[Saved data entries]
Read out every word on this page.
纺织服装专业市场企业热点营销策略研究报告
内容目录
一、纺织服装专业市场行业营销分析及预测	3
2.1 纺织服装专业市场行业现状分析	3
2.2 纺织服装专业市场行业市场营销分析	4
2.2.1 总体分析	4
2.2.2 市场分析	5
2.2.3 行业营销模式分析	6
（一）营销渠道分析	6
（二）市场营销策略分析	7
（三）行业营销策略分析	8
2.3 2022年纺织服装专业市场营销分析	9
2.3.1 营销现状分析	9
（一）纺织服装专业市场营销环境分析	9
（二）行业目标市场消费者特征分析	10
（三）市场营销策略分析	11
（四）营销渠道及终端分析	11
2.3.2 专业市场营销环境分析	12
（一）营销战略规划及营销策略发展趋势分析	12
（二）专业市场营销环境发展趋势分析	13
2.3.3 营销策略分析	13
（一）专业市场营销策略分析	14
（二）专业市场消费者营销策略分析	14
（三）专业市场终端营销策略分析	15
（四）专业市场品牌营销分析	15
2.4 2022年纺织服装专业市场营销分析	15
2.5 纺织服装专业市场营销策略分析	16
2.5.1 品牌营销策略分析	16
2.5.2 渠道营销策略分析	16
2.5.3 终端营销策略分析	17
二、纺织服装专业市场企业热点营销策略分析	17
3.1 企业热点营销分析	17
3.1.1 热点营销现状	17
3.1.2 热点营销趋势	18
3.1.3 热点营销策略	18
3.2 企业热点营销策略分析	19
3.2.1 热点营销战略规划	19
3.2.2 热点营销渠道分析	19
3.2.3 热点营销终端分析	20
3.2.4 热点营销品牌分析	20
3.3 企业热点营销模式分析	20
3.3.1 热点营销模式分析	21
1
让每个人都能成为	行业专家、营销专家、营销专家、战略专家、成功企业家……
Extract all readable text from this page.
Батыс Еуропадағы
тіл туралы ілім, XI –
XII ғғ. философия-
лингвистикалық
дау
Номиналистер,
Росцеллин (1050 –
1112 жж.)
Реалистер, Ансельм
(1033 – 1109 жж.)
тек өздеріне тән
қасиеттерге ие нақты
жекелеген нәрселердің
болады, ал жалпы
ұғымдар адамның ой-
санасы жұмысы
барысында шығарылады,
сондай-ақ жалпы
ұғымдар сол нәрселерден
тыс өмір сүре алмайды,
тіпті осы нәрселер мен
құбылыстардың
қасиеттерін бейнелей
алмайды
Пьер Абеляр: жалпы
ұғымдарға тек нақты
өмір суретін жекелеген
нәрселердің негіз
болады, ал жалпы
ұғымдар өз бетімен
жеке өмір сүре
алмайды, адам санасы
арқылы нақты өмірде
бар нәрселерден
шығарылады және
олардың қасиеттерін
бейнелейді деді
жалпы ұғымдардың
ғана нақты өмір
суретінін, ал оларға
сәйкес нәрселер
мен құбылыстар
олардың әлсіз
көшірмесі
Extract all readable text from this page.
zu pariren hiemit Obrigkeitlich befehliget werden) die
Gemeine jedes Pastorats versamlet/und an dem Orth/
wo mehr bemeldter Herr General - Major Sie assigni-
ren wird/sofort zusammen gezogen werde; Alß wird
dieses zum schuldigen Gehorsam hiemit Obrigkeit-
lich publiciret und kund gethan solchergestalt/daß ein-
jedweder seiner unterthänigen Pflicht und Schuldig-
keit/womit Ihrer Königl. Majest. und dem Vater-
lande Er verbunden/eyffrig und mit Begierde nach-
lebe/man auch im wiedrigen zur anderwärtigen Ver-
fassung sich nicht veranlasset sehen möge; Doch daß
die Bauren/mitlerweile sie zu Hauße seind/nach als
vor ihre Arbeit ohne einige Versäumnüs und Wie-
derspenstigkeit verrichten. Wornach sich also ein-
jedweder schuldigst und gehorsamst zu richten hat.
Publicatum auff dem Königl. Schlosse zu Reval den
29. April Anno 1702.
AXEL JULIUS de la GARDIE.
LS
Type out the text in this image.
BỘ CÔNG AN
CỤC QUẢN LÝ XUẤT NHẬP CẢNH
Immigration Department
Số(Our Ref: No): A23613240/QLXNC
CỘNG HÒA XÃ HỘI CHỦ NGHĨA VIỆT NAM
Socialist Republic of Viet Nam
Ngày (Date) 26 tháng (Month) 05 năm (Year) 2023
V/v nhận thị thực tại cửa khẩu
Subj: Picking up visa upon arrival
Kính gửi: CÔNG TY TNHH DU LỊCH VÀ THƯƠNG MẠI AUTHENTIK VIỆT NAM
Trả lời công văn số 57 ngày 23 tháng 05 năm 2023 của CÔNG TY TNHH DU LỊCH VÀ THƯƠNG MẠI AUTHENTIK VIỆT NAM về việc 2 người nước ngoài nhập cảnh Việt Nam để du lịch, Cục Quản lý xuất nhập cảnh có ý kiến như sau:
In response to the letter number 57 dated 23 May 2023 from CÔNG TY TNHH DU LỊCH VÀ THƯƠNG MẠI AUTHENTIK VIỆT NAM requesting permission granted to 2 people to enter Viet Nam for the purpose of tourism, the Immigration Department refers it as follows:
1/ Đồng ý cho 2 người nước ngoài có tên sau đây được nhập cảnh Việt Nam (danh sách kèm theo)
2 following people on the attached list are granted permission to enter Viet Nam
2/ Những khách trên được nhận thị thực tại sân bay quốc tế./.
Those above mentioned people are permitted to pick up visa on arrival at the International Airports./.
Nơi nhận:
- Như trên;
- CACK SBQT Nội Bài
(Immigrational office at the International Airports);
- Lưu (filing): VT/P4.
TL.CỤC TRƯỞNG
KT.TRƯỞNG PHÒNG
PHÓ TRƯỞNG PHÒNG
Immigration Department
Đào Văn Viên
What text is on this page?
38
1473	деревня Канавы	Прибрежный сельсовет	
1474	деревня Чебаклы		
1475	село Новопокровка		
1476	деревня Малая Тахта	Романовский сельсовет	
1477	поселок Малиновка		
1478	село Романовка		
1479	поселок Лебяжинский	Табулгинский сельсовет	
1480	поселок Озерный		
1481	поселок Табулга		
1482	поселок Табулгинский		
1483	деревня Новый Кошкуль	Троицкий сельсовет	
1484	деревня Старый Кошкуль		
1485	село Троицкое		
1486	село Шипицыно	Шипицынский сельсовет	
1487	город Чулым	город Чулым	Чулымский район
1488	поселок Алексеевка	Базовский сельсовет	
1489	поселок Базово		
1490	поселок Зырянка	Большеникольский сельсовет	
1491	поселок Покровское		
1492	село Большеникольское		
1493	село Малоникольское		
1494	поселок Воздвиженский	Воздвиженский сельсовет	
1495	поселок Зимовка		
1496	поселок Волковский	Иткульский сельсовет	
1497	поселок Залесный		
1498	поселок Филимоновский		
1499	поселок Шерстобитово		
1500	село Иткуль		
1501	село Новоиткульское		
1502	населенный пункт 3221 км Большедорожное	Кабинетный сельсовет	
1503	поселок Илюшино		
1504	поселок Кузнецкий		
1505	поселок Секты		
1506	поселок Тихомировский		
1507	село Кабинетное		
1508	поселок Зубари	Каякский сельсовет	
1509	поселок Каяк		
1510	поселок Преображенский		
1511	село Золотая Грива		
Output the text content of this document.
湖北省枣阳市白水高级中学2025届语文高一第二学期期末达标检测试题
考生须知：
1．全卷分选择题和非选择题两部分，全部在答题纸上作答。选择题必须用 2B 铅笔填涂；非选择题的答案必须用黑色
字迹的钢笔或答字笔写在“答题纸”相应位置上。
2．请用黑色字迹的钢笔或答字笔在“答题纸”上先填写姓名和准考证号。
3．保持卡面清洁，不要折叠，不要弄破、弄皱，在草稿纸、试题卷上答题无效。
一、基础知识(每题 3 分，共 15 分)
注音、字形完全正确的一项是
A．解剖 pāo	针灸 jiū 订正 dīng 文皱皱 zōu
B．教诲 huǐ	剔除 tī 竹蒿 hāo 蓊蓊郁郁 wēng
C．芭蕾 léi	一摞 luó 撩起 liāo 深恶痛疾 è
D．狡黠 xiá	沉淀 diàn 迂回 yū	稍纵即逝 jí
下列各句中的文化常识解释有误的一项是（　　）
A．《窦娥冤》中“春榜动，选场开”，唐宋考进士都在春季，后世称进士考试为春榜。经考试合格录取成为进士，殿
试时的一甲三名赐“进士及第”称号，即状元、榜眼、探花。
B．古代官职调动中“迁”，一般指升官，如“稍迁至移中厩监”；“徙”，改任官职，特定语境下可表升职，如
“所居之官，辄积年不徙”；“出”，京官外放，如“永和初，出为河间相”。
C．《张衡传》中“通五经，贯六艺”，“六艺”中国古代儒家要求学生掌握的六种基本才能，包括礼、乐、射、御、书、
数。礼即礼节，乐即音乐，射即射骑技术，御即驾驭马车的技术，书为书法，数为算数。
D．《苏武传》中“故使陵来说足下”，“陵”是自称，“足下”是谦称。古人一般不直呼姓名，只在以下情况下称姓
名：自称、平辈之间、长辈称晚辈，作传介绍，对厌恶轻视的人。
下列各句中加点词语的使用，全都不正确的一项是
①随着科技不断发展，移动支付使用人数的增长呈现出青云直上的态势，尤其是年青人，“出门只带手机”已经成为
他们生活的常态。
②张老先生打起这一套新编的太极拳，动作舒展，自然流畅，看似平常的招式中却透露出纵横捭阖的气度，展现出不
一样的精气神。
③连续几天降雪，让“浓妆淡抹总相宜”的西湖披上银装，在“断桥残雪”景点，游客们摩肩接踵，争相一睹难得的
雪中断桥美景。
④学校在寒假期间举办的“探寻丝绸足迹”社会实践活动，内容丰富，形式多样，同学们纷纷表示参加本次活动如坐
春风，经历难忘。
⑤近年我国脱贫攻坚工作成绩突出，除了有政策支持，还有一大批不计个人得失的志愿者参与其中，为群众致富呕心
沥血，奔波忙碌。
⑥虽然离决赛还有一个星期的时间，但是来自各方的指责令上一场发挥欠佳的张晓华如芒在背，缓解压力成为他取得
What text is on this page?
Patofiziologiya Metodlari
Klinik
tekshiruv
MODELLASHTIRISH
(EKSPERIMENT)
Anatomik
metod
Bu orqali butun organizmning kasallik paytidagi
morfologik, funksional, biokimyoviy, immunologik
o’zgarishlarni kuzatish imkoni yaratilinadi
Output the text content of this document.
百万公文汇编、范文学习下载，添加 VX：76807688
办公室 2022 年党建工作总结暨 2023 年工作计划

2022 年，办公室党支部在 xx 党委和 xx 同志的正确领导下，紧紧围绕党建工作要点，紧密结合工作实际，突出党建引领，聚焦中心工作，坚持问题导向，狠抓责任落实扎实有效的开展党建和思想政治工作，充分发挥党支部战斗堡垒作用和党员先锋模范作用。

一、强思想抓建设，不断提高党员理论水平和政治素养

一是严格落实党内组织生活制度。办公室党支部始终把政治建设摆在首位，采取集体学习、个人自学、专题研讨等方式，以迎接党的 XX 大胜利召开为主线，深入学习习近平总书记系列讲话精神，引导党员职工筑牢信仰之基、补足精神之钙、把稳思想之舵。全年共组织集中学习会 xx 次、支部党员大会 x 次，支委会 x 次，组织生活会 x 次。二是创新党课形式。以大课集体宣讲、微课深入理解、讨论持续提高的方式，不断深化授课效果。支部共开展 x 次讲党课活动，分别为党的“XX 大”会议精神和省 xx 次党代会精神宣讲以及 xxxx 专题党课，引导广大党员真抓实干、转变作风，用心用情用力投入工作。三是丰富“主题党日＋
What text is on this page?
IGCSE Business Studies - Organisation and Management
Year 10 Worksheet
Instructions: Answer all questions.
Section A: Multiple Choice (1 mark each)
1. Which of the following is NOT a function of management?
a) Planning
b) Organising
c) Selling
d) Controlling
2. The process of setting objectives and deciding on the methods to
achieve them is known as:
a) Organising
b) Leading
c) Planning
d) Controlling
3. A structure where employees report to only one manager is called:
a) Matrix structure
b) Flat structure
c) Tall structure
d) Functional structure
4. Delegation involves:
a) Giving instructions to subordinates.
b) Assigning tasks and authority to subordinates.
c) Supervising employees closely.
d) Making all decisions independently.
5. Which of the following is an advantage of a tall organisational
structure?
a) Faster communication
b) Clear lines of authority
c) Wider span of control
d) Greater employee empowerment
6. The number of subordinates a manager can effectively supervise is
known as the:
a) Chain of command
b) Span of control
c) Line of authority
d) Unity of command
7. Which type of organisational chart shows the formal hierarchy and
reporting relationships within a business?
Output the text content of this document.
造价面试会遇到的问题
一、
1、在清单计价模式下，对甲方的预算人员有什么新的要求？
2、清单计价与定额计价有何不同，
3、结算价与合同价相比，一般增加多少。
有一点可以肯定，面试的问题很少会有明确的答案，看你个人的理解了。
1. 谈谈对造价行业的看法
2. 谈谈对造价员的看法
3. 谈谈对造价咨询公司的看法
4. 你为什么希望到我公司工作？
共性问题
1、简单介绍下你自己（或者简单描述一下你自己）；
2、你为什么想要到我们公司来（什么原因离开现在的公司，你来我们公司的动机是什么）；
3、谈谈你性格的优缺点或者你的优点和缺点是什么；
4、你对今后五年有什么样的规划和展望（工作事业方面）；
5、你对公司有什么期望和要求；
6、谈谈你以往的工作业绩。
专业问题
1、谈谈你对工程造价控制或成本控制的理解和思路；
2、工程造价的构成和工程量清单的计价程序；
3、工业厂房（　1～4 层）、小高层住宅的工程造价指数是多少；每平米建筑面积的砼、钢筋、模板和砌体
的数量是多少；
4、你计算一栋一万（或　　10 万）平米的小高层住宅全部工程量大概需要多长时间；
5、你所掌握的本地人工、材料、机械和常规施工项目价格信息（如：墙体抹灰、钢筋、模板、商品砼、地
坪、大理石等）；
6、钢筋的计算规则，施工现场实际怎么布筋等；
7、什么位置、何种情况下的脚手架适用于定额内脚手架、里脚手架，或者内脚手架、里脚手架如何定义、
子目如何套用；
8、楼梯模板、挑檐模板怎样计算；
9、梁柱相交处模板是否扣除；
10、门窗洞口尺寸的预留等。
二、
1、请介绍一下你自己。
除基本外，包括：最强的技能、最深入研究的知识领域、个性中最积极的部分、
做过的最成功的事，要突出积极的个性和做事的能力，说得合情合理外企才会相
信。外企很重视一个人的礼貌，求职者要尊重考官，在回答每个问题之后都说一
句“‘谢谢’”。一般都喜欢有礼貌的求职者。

OBJECTIVE ::
Answer with one number only: how many lines above contain the word "TNHH".

SOLVED EXERCISE ::
3